Exercise materials —
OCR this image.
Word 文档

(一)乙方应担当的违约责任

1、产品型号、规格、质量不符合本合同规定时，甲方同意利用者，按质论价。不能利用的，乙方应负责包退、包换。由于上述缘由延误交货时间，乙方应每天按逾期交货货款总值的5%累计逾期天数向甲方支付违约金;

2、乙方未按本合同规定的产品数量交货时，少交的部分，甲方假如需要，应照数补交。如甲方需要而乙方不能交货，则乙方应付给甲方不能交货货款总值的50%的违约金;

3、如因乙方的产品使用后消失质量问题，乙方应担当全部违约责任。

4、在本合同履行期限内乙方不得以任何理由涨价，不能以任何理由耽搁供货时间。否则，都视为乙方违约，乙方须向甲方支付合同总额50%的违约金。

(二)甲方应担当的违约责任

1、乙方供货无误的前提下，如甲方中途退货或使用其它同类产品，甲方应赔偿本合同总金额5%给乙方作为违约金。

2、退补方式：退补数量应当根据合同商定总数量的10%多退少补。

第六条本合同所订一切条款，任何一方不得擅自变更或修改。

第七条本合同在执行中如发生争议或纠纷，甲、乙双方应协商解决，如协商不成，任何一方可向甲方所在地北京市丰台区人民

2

Instructions for the task — Output all of the data above without any alteration.

Result —
OCR this image.
Word 文档

(一)乙方应担当的违约责任

1、产品型号、规格、质量不符合本合同规定时，甲方同意利用者，按质论价。不能利用的，乙方应负责包退、包换。由于上述缘由延误交货时间，乙方应每天按逾期交货货款总值的5%累计逾期天数向甲方支付违约金;

2、乙方未按本合同规定的产品数量交货时，少交的部分，甲方假如需要，应照数补交。如甲方需要而乙方不能交货，则乙方应付给甲方不能交货货款总值的50%的违约金;

3、如因乙方的产品使用后消失质量问题，乙方应担当全部违约责任。

4、在本合同履行期限内乙方不得以任何理由涨价，不能以任何理由耽搁供货时间。否则，都视为乙方违约，乙方须向甲方支付合同总额50%的违约金。

(二)甲方应担当的违约责任

1、乙方供货无误的前提下，如甲方中途退货或使用其它同类产品，甲方应赔偿本合同总金额5%给乙方作为违约金。

2、退补方式：退补数量应当根据合同商定总数量的10%多退少补。

第六条本合同所订一切条款，任何一方不得擅自变更或修改。

第七条本合同在执行中如发生争议或纠纷，甲、乙双方应协商解决，如协商不成，任何一方可向甲方所在地北京市丰台区人民

2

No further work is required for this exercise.